What the task asks. Each entry that follows must be output without any deviation.

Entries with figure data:
**********

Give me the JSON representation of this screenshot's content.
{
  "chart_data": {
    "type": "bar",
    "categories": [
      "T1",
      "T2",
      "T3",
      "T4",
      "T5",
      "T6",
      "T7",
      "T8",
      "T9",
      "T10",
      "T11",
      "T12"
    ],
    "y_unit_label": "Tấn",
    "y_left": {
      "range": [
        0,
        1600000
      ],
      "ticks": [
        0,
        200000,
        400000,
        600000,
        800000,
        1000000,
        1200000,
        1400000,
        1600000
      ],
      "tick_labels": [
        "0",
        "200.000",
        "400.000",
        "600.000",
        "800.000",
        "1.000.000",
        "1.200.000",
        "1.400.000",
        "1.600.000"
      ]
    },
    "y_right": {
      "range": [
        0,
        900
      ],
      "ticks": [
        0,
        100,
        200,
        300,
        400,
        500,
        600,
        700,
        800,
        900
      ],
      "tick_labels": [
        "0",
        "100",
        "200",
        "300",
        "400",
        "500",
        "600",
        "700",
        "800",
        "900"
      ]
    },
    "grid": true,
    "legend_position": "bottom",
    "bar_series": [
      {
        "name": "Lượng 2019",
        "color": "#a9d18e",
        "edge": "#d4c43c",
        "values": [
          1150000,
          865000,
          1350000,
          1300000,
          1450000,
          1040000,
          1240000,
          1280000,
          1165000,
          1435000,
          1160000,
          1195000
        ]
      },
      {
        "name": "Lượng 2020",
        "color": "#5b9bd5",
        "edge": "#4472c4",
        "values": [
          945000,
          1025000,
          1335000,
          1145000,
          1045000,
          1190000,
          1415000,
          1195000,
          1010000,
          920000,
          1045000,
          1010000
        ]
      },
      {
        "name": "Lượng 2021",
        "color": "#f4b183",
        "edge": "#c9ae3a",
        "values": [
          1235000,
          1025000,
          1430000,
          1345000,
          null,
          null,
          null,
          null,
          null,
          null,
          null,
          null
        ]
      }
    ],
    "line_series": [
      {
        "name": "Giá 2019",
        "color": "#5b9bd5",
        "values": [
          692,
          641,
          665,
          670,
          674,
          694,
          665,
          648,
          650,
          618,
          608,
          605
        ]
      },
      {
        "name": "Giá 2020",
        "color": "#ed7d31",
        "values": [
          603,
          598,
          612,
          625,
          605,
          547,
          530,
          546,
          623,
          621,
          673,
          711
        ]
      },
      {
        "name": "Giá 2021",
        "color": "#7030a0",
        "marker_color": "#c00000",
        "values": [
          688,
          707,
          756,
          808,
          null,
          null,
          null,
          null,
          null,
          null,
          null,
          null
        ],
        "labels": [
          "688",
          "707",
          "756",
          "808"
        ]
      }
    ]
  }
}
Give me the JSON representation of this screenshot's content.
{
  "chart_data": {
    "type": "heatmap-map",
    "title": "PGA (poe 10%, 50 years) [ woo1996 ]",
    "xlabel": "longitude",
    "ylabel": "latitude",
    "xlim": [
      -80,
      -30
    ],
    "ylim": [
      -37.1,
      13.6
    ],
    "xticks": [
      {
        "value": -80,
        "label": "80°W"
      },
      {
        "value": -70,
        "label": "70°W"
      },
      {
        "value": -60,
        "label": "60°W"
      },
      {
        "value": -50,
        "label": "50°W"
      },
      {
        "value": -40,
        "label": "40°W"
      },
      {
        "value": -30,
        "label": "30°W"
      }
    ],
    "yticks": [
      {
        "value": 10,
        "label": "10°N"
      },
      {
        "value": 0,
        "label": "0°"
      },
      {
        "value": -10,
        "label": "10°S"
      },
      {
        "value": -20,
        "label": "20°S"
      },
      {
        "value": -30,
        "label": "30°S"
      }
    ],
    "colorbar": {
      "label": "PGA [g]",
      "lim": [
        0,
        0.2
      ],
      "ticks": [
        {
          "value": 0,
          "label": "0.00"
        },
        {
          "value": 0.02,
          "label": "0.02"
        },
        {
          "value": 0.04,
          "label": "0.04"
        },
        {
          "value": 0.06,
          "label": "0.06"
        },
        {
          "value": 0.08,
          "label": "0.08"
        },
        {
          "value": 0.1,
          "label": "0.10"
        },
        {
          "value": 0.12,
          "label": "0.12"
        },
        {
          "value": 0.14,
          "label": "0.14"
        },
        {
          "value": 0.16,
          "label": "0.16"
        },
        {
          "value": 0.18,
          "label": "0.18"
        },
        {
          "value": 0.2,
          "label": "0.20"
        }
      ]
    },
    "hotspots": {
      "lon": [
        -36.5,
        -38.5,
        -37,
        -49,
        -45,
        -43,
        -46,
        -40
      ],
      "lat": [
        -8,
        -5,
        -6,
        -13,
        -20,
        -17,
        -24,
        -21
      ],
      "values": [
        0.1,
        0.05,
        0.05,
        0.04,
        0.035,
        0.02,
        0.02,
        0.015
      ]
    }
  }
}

**********

Output for this exercise.
Give me the JSON representation of this screenshot's content.
{
  "chart_data": {
    "type": "bar",
    "categories": [
      "T1",
      "T2",
      "T3",
      "T4",
      "T5",
      "T6",
      "T7",
      "T8",
      "T9",
      "T10",
      "T11",
      "T12"
    ],
    "y_unit_label": "Tấn",
    "y_left": {
      "range": [
        0,
        1600000
      ],
      "ticks": [
        0,
        200000,
        400000,
        600000,
        800000,
        1000000,
        1200000,
        1400000,
        1600000
      ],
      "tick_labels": [
        "0",
        "200.000",
        "400.000",
        "600.000",
        "800.000",
        "1.000.000",
        "1.200.000",
        "1.400.000",
        "1.600.000"
      ]
    },
    "y_right": {
      "range": [
        0,
        900
      ],
      "ticks": [
        0,
        100,
        200,
        300,
        400,
        500,
        600,
        700,
        800,
        900
      ],
      "tick_labels": [
        "0",
        "100",
        "200",
        "300",
        "400",
        "500",
        "600",
        "700",
        "800",
        "900"
      ]
    },
    "grid": true,
    "legend_position": "bottom",
    "bar_series": [
      {
        "name": "Lượng 2019",
        "color": "#a9d18e",
        "edge": "#d4c43c",
        "values": [
          1150000,
          865000,
          1350000,
          1300000,
          1450000,
          1040000,
          1240000,
          1280000,
          1165000,
          1435000,
          1160000,
          1195000
        ]
      },
      {
        "name": "Lượng 2020",
        "color": "#5b9bd5",
        "edge": "#4472c4",
        "values": [
          945000,
          1025000,
          1335000,
          1145000,
          1045000,
          1190000,
          1415000,
          1195000,
          1010000,
          920000,
          1045000,
          1010000
        ]
      },
      {
        "name": "Lượng 2021",
        "color": "#f4b183",
        "edge": "#c9ae3a",
        "values": [
          1235000,
          1025000,
          1430000,
          1345000,
          null,
          null,
          null,
          null,
          null,
          null,
          null,
          null
        ]
      }
    ],
    "line_series": [
      {
        "name": "Giá 2019",
        "color": "#5b9bd5",
        "values": [
          692,
          641,
          665,
          670,
          674,
          694,
          665,
          648,
          650,
          618,
          608,
          605
        ]
      },
      {
        "name": "Giá 2020",
        "color": "#ed7d31",
        "values": [
          603,
          598,
          612,
          625,
          605,
          547,
          530,
          546,
          623,
          621,
          673,
          711
        ]
      },
      {
        "name": "Giá 2021",
        "color": "#7030a0",
        "marker_color": "#c00000",
        "values": [
          688,
          707,
          756,
          808,
          null,
          null,
          null,
          null,
          null,
          null,
          null,
          null
        ],
        "labels": [
          "688",
          "707",
          "756",
          "808"
        ]
      }
    ]
  }
}
Give me the JSON representation of this screenshot's content.
{
  "chart_data": {
    "type": "heatmap-map",
    "title": "PGA (poe 10%, 50 years) [ woo1996 ]",
    "xlabel": "longitude",
    "ylabel": "latitude",
    "xlim": [
      -80,
      -30
    ],
    "ylim": [
      -37.1,
      13.6
    ],
    "xticks": [
      {
        "value": -80,
        "label": "80°W"
      },
      {
        "value": -70,
        "label": "70°W"
      },
      {
        "value": -60,
        "label": "60°W"
      },
      {
        "value": -50,
        "label": "50°W"
      },
      {
        "value": -40,
        "label": "40°W"
      },
      {
        "value": -30,
        "label": "30°W"
      }
    ],
    "yticks": [
      {
        "value": 10,
        "label": "10°N"
      },
      {
        "value": 0,
        "label": "0°"
      },
      {
        "value": -10,
        "label": "10°S"
      },
      {
        "value": -20,
        "label": "20°S"
      },
      {
        "value": -30,
        "label": "30°S"
      }
    ],
    "colorbar": {
      "label": "PGA [g]",
      "lim": [
        0,
        0.2
      ],
      "ticks": [
        {
          "value": 0,
          "label": "0.00"
        },
        {
          "value": 0.02,
          "label": "0.02"
        },
        {
          "value": 0.04,
          "label": "0.04"
        },
        {
          "value": 0.06,
          "label": "0.06"
        },
        {
          "value": 0.08,
          "label": "0.08"
        },
        {
          "value": 0.1,
          "label": "0.10"
        },
        {
          "value": 0.12,
          "label": "0.12"
        },
        {
          "value": 0.14,
          "label": "0.14"
        },
        {
          "value": 0.16,
          "label": "0.16"
        },
        {
          "value": 0.18,
          "label": "0.18"
        },
        {
          "value": 0.2,
          "label": "0.20"
        }
      ]
    },
    "hotspots": {
      "lon": [
        -36.5,
        -38.5,
        -37,
        -49,
        -45,
        -43,
        -46,
        -40
      ],
      "lat": [
        -8,
        -5,
        -6,
        -13,
        -20,
        -17,
        -24,
        -21
      ],
      "values": [
        0.1,
        0.05,
        0.05,
        0.04,
        0.035,
        0.02,
        0.02,
        0.015
      ]
    }
  }
}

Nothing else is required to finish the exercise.